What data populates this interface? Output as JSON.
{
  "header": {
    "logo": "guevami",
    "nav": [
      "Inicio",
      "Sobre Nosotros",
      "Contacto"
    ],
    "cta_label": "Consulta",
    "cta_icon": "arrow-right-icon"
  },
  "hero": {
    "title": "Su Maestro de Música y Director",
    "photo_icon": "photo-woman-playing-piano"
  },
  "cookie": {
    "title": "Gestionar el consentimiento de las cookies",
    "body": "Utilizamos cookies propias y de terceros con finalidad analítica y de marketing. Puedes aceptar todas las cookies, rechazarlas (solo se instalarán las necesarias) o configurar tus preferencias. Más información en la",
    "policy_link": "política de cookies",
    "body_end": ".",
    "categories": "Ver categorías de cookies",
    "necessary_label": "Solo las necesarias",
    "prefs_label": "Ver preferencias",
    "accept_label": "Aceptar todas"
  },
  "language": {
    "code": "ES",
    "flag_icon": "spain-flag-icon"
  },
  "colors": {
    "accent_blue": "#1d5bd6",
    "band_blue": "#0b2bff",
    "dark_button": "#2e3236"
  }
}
◇ ◇ ◇ ◇ ◇ ◇ ◇
Search the lines above for the string "todas", then show every one that has it.

    "body": "Utilizamos cookies propias y de terceros con finalidad analítica y de marketing. Puedes aceptar todas las cookies, rechazarlas (solo se instalarán las necesarias) o configurar tus preferencias. Más información en la",
    "accept_label": "Aceptar todas"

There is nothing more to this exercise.